··· Provided records ···
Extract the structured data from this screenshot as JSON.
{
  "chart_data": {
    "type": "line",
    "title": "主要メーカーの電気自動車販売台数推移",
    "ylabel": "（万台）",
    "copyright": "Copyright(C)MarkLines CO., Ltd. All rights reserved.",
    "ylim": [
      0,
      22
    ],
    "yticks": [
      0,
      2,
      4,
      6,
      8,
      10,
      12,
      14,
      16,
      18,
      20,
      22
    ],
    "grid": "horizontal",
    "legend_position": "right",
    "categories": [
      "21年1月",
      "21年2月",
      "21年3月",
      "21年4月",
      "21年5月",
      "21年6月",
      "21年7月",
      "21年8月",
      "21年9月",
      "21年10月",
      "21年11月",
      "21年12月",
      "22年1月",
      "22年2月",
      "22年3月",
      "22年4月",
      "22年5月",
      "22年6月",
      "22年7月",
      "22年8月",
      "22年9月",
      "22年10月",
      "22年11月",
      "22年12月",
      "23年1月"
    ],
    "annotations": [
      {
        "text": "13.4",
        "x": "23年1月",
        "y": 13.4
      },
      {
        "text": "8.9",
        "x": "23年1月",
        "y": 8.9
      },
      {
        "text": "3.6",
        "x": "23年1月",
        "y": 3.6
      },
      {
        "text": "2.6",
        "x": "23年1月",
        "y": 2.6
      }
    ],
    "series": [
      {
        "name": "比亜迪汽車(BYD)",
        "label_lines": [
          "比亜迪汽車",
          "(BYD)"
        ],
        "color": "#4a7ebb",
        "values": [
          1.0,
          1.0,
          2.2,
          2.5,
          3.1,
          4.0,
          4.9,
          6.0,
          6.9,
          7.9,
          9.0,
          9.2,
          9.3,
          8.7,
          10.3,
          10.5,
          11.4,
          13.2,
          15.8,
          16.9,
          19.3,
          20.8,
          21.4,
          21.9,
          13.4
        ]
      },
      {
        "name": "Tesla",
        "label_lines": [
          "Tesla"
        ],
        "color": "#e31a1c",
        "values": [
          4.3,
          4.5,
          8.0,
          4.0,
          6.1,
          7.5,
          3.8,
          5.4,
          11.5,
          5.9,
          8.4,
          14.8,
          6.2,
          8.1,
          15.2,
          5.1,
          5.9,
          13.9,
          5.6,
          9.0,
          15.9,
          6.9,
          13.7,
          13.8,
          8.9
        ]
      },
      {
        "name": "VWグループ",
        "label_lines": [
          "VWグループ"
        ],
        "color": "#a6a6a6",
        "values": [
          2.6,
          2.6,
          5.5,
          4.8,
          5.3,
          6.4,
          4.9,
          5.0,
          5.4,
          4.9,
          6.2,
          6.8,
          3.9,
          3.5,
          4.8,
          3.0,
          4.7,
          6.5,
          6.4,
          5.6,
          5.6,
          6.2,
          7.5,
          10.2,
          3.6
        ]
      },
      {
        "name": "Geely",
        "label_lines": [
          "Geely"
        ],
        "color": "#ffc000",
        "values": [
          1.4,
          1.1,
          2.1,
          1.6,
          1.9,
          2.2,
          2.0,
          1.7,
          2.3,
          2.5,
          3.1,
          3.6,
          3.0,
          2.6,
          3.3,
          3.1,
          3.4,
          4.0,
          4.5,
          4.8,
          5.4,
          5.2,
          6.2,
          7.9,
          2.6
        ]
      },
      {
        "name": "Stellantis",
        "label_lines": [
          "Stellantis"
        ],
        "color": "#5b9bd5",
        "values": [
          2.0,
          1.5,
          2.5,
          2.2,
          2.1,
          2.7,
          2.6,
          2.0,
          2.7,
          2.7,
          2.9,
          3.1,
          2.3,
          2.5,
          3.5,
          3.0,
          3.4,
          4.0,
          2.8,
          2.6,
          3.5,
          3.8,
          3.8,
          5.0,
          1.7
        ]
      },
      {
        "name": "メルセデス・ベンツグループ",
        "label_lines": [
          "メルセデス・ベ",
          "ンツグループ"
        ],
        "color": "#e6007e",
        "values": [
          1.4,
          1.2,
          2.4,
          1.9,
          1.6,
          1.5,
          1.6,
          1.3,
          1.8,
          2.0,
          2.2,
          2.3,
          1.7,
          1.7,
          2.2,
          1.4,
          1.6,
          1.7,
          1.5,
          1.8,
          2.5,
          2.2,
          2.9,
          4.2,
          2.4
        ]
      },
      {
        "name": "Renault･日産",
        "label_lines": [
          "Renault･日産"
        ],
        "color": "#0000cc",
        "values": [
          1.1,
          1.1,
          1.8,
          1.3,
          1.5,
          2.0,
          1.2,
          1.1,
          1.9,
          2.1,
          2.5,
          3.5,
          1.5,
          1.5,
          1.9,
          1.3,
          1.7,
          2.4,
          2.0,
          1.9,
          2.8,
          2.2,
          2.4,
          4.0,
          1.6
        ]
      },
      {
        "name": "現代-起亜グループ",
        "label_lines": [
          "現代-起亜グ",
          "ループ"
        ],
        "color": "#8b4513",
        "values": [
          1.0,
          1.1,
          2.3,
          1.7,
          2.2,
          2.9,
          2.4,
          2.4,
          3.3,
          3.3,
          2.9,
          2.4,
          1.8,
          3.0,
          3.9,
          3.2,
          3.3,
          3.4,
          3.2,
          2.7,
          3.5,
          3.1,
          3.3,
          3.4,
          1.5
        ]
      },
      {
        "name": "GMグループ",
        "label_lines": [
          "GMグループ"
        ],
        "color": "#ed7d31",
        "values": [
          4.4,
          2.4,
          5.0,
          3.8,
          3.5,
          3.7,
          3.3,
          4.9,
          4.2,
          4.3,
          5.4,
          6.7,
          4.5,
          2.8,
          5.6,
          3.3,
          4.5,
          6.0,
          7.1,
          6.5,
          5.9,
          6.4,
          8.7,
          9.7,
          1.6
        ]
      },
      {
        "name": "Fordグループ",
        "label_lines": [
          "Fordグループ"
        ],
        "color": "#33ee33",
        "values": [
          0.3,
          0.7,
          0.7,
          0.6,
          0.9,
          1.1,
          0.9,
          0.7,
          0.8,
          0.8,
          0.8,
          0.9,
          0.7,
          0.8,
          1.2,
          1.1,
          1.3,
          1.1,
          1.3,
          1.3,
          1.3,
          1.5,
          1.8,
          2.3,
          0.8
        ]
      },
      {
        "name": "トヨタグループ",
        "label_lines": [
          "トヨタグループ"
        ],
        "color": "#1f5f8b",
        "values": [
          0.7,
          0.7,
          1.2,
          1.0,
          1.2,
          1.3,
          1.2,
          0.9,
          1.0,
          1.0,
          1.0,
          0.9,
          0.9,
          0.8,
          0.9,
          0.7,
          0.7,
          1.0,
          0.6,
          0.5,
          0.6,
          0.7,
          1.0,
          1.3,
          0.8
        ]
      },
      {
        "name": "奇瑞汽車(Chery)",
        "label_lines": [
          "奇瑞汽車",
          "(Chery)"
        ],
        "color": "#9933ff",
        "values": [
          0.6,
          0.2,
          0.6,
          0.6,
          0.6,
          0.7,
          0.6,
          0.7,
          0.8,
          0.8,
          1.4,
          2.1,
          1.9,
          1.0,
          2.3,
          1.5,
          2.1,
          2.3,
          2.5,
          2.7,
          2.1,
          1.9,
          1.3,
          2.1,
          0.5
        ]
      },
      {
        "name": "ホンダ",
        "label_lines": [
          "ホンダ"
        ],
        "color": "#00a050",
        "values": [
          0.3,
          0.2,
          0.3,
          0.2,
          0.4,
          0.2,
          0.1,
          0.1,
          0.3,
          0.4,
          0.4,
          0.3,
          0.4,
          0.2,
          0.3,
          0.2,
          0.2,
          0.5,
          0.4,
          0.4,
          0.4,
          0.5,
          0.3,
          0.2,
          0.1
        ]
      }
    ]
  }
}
···
Short exercise:
Go back to the listing above and please repeat it exactly.

Solution:
Extract the structured data from this screenshot as JSON.
{
  "chart_data": {
    "type": "line",
    "title": "主要メーカーの電気自動車販売台数推移",
    "ylabel": "（万台）",
    "copyright": "Copyright(C)MarkLines CO., Ltd. All rights reserved.",
    "ylim": [
      0,
      22
    ],
    "yticks": [
      0,
      2,
      4,
      6,
      8,
      10,
      12,
      14,
      16,
      18,
      20,
      22
    ],
    "grid": "horizontal",
    "legend_position": "right",
    "categories": [
      "21年1月",
      "21年2月",
      "21年3月",
      "21年4月",
      "21年5月",
      "21年6月",
      "21年7月",
      "21年8月",
      "21年9月",
      "21年10月",
      "21年11月",
      "21年12月",
      "22年1月",
      "22年2月",
      "22年3月",
      "22年4月",
      "22年5月",
      "22年6月",
      "22年7月",
      "22年8月",
      "22年9月",
      "22年10月",
      "22年11月",
      "22年12月",
      "23年1月"
    ],
    "annotations": [
      {
        "text": "13.4",
        "x": "23年1月",
        "y": 13.4
      },
      {
        "text": "8.9",
        "x": "23年1月",
        "y": 8.9
      },
      {
        "text": "3.6",
        "x": "23年1月",
        "y": 3.6
      },
      {
        "text": "2.6",
        "x": "23年1月",
        "y": 2.6
      }
    ],
    "series": [
      {
        "name": "比亜迪汽車(BYD)",
        "label_lines": [
          "比亜迪汽車",
          "(BYD)"
        ],
        "color": "#4a7ebb",
        "values": [
          1.0,
          1.0,
          2.2,
          2.5,
          3.1,
          4.0,
          4.9,
          6.0,
          6.9,
          7.9,
          9.0,
          9.2,
          9.3,
          8.7,
          10.3,
          10.5,
          11.4,
          13.2,
          15.8,
          16.9,
          19.3,
          20.8,
          21.4,
          21.9,
          13.4
        ]
      },
      {
        "name": "Tesla",
        "label_lines": [
          "Tesla"
        ],
        "color": "#e31a1c",
        "values": [
          4.3,
          4.5,
          8.0,
          4.0,
          6.1,
          7.5,
          3.8,
          5.4,
          11.5,
          5.9,
          8.4,
          14.8,
          6.2,
          8.1,
          15.2,
          5.1,
          5.9,
          13.9,
          5.6,
          9.0,
          15.9,
          6.9,
          13.7,
          13.8,
          8.9
        ]
      },
      {
        "name": "VWグループ",
        "label_lines": [
          "VWグループ"
        ],
        "color": "#a6a6a6",
        "values": [
          2.6,
          2.6,
          5.5,
          4.8,
          5.3,
          6.4,
          4.9,
          5.0,
          5.4,
          4.9,
          6.2,
          6.8,
          3.9,
          3.5,
          4.8,
          3.0,
          4.7,
          6.5,
          6.4,
          5.6,
          5.6,
          6.2,
          7.5,
          10.2,
          3.6
        ]
      },
      {
        "name": "Geely",
        "label_lines": [
          "Geely"
        ],
        "color": "#ffc000",
        "values": [
          1.4,
          1.1,
          2.1,
          1.6,
          1.9,
          2.2,
          2.0,
          1.7,
          2.3,
          2.5,
          3.1,
          3.6,
          3.0,
          2.6,
          3.3,
          3.1,
          3.4,
          4.0,
          4.5,
          4.8,
          5.4,
          5.2,
          6.2,
          7.9,
          2.6
        ]
      },
      {
        "name": "Stellantis",
        "label_lines": [
          "Stellantis"
        ],
        "color": "#5b9bd5",
        "values": [
          2.0,
          1.5,
          2.5,
          2.2,
          2.1,
          2.7,
          2.6,
          2.0,
          2.7,
          2.7,
          2.9,
          3.1,
          2.3,
          2.5,
          3.5,
          3.0,
          3.4,
          4.0,
          2.8,
          2.6,
          3.5,
          3.8,
          3.8,
          5.0,
          1.7
        ]
      },
      {
        "name": "メルセデス・ベンツグループ",
        "label_lines": [
          "メルセデス・ベ",
          "ンツグループ"
        ],
        "color": "#e6007e",
        "values": [
          1.4,
          1.2,
          2.4,
          1.9,
          1.6,
          1.5,
          1.6,
          1.3,
          1.8,
          2.0,
          2.2,
          2.3,
          1.7,
          1.7,
          2.2,
          1.4,
          1.6,
          1.7,
          1.5,
          1.8,
          2.5,
          2.2,
          2.9,
          4.2,
          2.4
        ]
      },
      {
        "name": "Renault･日産",
        "label_lines": [
          "Renault･日産"
        ],
        "color": "#0000cc",
        "values": [
          1.1,
          1.1,
          1.8,
          1.3,
          1.5,
          2.0,
          1.2,
          1.1,
          1.9,
          2.1,
          2.5,
          3.5,
          1.5,
          1.5,
          1.9,
          1.3,
          1.7,
          2.4,
          2.0,
          1.9,
          2.8,
          2.2,
          2.4,
          4.0,
          1.6
        ]
      },
      {
        "name": "現代-起亜グループ",
        "label_lines": [
          "現代-起亜グ",
          "ループ"
        ],
        "color": "#8b4513",
        "values": [
          1.0,
          1.1,
          2.3,
          1.7,
          2.2,
          2.9,
          2.4,
          2.4,
          3.3,
          3.3,
          2.9,
          2.4,
          1.8,
          3.0,
          3.9,
          3.2,
          3.3,
          3.4,
          3.2,
          2.7,
          3.5,
          3.1,
          3.3,
          3.4,
          1.5
        ]
      },
      {
        "name": "GMグループ",
        "label_lines": [
          "GMグループ"
        ],
        "color": "#ed7d31",
        "values": [
          4.4,
          2.4,
          5.0,
          3.8,
          3.5,
          3.7,
          3.3,
          4.9,
          4.2,
          4.3,
          5.4,
          6.7,
          4.5,
          2.8,
          5.6,
          3.3,
          4.5,
          6.0,
          7.1,
          6.5,
          5.9,
          6.4,
          8.7,
          9.7,
          1.6
        ]
      },
      {
        "name": "Fordグループ",
        "label_lines": [
          "Fordグループ"
        ],
        "color": "#33ee33",
        "values": [
          0.3,
          0.7,
          0.7,
          0.6,
          0.9,
          1.1,
          0.9,
          0.7,
          0.8,
          0.8,
          0.8,
          0.9,
          0.7,
          0.8,
          1.2,
          1.1,
          1.3,
          1.1,
          1.3,
          1.3,
          1.3,
          1.5,
          1.8,
          2.3,
          0.8
        ]
      },
      {
        "name": "トヨタグループ",
        "label_lines": [
          "トヨタグループ"
        ],
        "color": "#1f5f8b",
        "values": [
          0.7,
          0.7,
          1.2,
          1.0,
          1.2,
          1.3,
          1.2,
          0.9,
          1.0,
          1.0,
          1.0,
          0.9,
          0.9,
          0.8,
          0.9,
          0.7,
          0.7,
          1.0,
          0.6,
          0.5,
          0.6,
          0.7,
          1.0,
          1.3,
          0.8
        ]
      },
      {
        "name": "奇瑞汽車(Chery)",
        "label_lines": [
          "奇瑞汽車",
          "(Chery)"
        ],
        "color": "#9933ff",
        "values": [
          0.6,
          0.2,
          0.6,
          0.6,
          0.6,
          0.7,
          0.6,
          0.7,
          0.8,
          0.8,
          1.4,
          2.1,
          1.9,
          1.0,
          2.3,
          1.5,
          2.1,
          2.3,
          2.5,
          2.7,
          2.1,
          1.9,
          1.3,
          2.1,
          0.5
        ]
      },
      {
        "name": "ホンダ",
        "label_lines": [
          "ホンダ"
        ],
        "color": "#00a050",
        "values": [
          0.3,
          0.2,
          0.3,
          0.2,
          0.4,
          0.2,
          0.1,
          0.1,
          0.3,
          0.4,
          0.4,
          0.3,
          0.4,
          0.2,
          0.3,
          0.2,
          0.2,
          0.5,
          0.4,
          0.4,
          0.4,
          0.5,
          0.3,
          0.2,
          0.1
        ]
      }
    ]
  }
}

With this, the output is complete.